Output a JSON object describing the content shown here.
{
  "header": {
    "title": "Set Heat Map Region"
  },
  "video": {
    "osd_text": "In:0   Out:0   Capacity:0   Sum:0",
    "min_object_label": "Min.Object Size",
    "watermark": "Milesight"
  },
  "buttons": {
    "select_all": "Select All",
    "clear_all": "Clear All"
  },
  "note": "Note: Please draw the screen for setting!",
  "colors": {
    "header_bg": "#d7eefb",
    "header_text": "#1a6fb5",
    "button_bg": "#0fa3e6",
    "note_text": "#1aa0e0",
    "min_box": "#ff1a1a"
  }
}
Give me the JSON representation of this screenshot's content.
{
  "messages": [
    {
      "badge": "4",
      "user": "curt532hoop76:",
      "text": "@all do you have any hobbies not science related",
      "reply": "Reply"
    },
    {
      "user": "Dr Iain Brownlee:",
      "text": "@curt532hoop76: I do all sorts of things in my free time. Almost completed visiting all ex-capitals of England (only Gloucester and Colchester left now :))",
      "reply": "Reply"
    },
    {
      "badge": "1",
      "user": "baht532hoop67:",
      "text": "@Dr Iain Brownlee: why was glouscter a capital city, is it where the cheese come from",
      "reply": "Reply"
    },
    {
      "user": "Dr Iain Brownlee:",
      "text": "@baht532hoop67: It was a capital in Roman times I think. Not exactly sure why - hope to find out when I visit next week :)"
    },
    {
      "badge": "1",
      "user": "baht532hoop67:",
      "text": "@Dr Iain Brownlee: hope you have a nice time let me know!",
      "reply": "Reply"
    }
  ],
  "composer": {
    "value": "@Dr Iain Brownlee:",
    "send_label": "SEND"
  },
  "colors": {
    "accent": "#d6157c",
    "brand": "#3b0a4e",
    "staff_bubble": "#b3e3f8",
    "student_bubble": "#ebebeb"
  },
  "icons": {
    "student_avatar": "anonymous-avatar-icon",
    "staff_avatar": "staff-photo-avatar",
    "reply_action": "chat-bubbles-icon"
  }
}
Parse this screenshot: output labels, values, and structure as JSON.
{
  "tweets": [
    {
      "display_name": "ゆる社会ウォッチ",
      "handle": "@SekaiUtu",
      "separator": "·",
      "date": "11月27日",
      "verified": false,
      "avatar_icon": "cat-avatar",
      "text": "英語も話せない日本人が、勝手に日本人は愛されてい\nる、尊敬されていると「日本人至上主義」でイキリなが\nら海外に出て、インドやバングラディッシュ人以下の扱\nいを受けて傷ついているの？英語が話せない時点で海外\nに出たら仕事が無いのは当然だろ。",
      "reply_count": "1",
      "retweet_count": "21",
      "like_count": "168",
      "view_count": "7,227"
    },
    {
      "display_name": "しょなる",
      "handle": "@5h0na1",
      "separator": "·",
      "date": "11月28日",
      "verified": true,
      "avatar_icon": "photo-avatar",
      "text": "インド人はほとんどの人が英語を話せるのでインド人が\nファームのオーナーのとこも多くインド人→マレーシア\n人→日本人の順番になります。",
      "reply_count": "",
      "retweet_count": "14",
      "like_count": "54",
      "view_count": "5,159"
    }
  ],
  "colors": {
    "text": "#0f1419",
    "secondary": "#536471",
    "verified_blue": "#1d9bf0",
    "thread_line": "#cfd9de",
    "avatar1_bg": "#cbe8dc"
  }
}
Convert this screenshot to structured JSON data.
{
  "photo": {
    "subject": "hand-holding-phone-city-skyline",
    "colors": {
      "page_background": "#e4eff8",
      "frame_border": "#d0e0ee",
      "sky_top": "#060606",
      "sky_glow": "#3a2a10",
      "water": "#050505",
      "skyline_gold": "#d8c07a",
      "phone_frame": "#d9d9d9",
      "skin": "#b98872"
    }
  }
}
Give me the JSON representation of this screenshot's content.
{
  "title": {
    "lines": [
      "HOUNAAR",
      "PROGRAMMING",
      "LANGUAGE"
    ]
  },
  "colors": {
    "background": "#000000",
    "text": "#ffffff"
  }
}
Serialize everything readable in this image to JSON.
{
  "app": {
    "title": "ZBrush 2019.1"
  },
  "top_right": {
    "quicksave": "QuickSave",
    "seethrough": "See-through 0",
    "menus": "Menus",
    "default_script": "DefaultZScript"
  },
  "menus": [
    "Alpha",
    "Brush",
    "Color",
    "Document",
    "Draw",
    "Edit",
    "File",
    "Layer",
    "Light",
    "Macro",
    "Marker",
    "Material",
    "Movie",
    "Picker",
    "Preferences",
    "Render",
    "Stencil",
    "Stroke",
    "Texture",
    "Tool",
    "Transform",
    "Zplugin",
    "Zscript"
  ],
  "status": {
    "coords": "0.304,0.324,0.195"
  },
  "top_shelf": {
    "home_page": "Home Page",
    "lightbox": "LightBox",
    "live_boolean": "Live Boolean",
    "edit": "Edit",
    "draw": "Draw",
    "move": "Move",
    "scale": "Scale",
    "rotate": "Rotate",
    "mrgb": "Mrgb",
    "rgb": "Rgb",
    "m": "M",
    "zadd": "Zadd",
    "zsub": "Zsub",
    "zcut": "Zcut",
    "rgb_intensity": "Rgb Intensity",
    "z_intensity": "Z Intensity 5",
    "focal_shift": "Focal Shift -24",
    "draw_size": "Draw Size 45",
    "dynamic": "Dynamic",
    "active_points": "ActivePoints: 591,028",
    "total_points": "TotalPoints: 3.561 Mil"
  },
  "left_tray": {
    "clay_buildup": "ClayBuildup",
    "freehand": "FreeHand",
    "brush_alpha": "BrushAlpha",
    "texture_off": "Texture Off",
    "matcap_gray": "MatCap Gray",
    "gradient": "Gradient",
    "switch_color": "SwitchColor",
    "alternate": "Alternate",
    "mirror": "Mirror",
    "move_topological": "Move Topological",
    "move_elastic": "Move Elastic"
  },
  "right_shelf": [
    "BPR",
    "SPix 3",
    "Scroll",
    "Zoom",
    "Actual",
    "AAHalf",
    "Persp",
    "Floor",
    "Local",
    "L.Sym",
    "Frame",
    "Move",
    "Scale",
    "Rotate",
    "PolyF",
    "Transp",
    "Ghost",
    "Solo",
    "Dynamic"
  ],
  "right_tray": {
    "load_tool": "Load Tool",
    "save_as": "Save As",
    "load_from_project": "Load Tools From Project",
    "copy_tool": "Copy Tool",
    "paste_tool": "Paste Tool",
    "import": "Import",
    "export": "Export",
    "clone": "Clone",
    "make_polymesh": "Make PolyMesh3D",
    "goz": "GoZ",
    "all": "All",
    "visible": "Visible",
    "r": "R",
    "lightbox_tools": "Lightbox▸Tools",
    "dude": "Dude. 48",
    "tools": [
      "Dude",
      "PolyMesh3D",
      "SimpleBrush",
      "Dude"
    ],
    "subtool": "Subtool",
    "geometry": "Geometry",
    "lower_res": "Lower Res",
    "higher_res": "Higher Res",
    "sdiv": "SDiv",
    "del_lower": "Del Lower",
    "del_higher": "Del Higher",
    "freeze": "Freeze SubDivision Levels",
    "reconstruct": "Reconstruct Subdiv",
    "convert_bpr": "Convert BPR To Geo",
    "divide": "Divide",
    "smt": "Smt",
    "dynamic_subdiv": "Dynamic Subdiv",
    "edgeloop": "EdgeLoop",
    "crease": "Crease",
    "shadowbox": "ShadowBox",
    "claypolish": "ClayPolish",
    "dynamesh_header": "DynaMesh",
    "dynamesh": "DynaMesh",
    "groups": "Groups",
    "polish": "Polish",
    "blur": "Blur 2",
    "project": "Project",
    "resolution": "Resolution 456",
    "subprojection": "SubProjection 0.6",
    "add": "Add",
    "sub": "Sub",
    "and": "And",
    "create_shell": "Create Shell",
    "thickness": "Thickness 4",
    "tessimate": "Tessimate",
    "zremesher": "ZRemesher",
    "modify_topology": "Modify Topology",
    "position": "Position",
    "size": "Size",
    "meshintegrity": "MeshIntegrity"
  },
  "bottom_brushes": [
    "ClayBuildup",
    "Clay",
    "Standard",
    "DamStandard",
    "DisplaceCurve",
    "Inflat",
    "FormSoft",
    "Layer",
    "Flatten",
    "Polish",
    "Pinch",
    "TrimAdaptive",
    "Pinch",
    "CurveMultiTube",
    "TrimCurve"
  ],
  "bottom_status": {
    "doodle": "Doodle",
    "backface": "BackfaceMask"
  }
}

Task prompt:
Filter the data for the string "photo" and copy every line that has it.

Answer to this task:
    "staff_avatar": "staff-photo-avatar",
      "avatar_icon": "photo-avatar",
  "photo": {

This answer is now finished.